◆ **GIVEN EXERCISE**
Transcribe everything in the data word for word. Pictures are left out.

Records from a collection

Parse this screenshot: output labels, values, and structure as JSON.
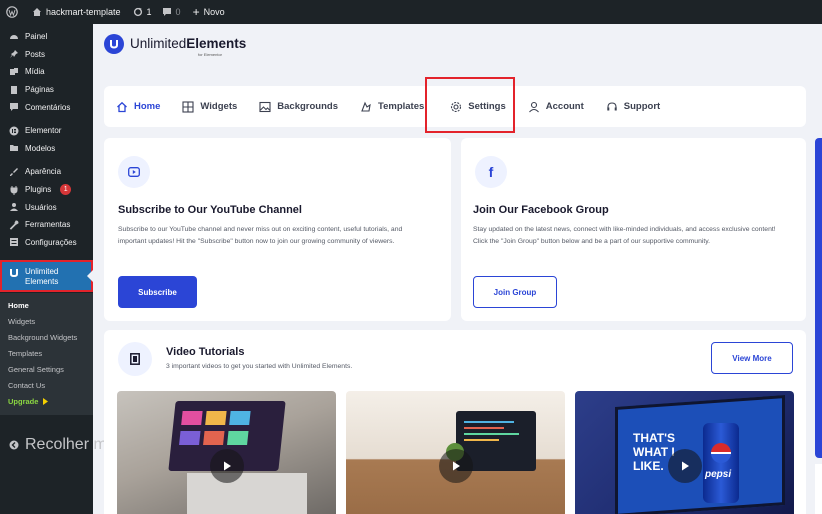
{
  "adminbar": {
    "site_name": "hackmart-template",
    "updates_count": "1",
    "comments_count": "0",
    "new_label": "Novo"
  },
  "sidebar": {
    "items": [
      {
        "label": "Painel",
        "icon": "dashboard-icon"
      },
      {
        "label": "Posts",
        "icon": "pin-icon"
      },
      {
        "label": "Mídia",
        "icon": "media-icon"
      },
      {
        "label": "Páginas",
        "icon": "pages-icon"
      },
      {
        "label": "Comentários",
        "icon": "comments-icon"
      },
      {
        "label": "Elementor",
        "icon": "elementor-icon"
      },
      {
        "label": "Modelos",
        "icon": "folder-icon"
      },
      {
        "label": "Aparência",
        "icon": "brush-icon"
      },
      {
        "label": "Plugins",
        "icon": "plugin-icon",
        "badge": "1"
      },
      {
        "label": "Usuários",
        "icon": "users-icon"
      },
      {
        "label": "Ferramentas",
        "icon": "wrench-icon"
      },
      {
        "label": "Configurações",
        "icon": "settings-icon"
      }
    ],
    "active_item": {
      "line1": "Unlimited",
      "line2": "Elements"
    },
    "submenu": [
      "Home",
      "Widgets",
      "Background Widgets",
      "Templates",
      "General Settings",
      "Contact Us"
    ],
    "upgrade_label": "Upgrade",
    "collapse_label": "Recolher menu"
  },
  "logo": {
    "brand_light": "Unlimited",
    "brand_bold": "Elements",
    "sub": "for Elementor"
  },
  "tabs": [
    {
      "label": "Home",
      "icon": "home-icon",
      "active": true
    },
    {
      "label": "Widgets",
      "icon": "grid-icon"
    },
    {
      "label": "Backgrounds",
      "icon": "image-icon"
    },
    {
      "label": "Templates",
      "icon": "templates-icon"
    },
    {
      "label": "Settings",
      "icon": "gear-icon"
    },
    {
      "label": "Account",
      "icon": "user-icon"
    },
    {
      "label": "Support",
      "icon": "headset-icon"
    }
  ],
  "youtube_card": {
    "title": "Subscribe to Our YouTube Channel",
    "body": "Subscribe to our YouTube channel and never miss out on exciting content, useful tutorials, and important updates! Hit the \"Subscribe\" button now to join our growing community of viewers.",
    "button": "Subscribe"
  },
  "facebook_card": {
    "title": "Join Our Facebook Group",
    "body": "Stay updated on the latest news, connect with like-minded individuals, and access exclusive content! Click the \"Join Group\" button below and be a part of our supportive community.",
    "button": "Join Group"
  },
  "videos": {
    "title": "Video Tutorials",
    "subtitle": "3 important videos to get you started with Unlimited Elements.",
    "button": "View More",
    "thumb3_text": [
      "THAT'S",
      "WHAT I",
      "LIKE."
    ],
    "thumb3_brand": "pepsi"
  },
  "colors": {
    "brand_blue": "#2b45d6",
    "wp_dark": "#1d2327",
    "wp_active": "#2271b1",
    "highlight_red": "#e3232b",
    "upgrade_green": "#8bd642"
  }
}
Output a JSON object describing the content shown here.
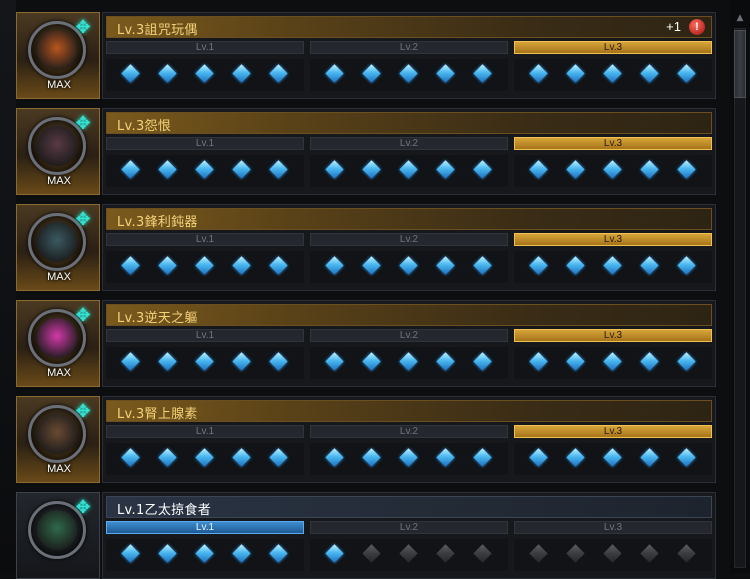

◆ **RESPONSE TO THE EXERCISE**
Parse this screenshot: output labels, values, and structure as JSON.
{
  "adminbar": {
    "site_name": "hackmart-template",
    "updates_count": "1",
    "comments_count": "0",
    "new_label": "Novo"
  },
  "sidebar": {
    "items": [
      {
        "label": "Painel",
        "icon": "dashboard-icon"
      },
      {
        "label": "Posts",
        "icon": "pin-icon"
      },
      {
        "label": "Mídia",
        "icon": "media-icon"
      },
      {
        "label": "Páginas",
        "icon": "pages-icon"
      },
      {
        "label": "Comentários",
        "icon": "comments-icon"
      },
      {
        "label": "Elementor",
        "icon": "elementor-icon"
      },
      {
        "label": "Modelos",
        "icon": "folder-icon"
      },
      {
        "label": "Aparência",
        "icon": "brush-icon"
      },
      {
        "label": "Plugins",
        "icon": "plugin-icon",
        "badge": "1"
      },
      {
        "label": "Usuários",
        "icon": "users-icon"
      },
      {
        "label": "Ferramentas",
        "icon": "wrench-icon"
      },
      {
        "label": "Configurações",
        "icon": "settings-icon"
      }
    ],
    "active_item": {
      "line1": "Unlimited",
      "line2": "Elements"
    },
    "submenu": [
      "Home",
      "Widgets",
      "Background Widgets",
      "Templates",
      "General Settings",
      "Contact Us"
    ],
    "upgrade_label": "Upgrade",
    "collapse_label": "Recolher menu"
  },
  "logo": {
    "brand_light": "Unlimited",
    "brand_bold": "Elements",
    "sub": "for Elementor"
  },
  "tabs": [
    {
      "label": "Home",
      "icon": "home-icon",
      "active": true
    },
    {
      "label": "Widgets",
      "icon": "grid-icon"
    },
    {
      "label": "Backgrounds",
      "icon": "image-icon"
    },
    {
      "label": "Templates",
      "icon": "templates-icon"
    },
    {
      "label": "Settings",
      "icon": "gear-icon"
    },
    {
      "label": "Account",
      "icon": "user-icon"
    },
    {
      "label": "Support",
      "icon": "headset-icon"
    }
  ],
  "youtube_card": {
    "title": "Subscribe to Our YouTube Channel",
    "body": "Subscribe to our YouTube channel and never miss out on exciting content, useful tutorials, and important updates! Hit the \"Subscribe\" button now to join our growing community of viewers.",
    "button": "Subscribe"
  },
  "facebook_card": {
    "title": "Join Our Facebook Group",
    "body": "Stay updated on the latest news, connect with like-minded individuals, and access exclusive content! Click the \"Join Group\" button below and be a part of our supportive community.",
    "button": "Join Group"
  },
  "videos": {
    "title": "Video Tutorials",
    "subtitle": "3 important videos to get you started with Unlimited Elements.",
    "button": "View More",
    "thumb3_text": [
      "THAT'S",
      "WHAT I",
      "LIKE."
    ],
    "thumb3_brand": "pepsi"
  },
  "colors": {
    "brand_blue": "#2b45d6",
    "wp_dark": "#1d2327",
    "wp_active": "#2271b1",
    "highlight_red": "#e3232b",
    "upgrade_green": "#8bd642"
  }
}
Output a JSON object describing the content shown here.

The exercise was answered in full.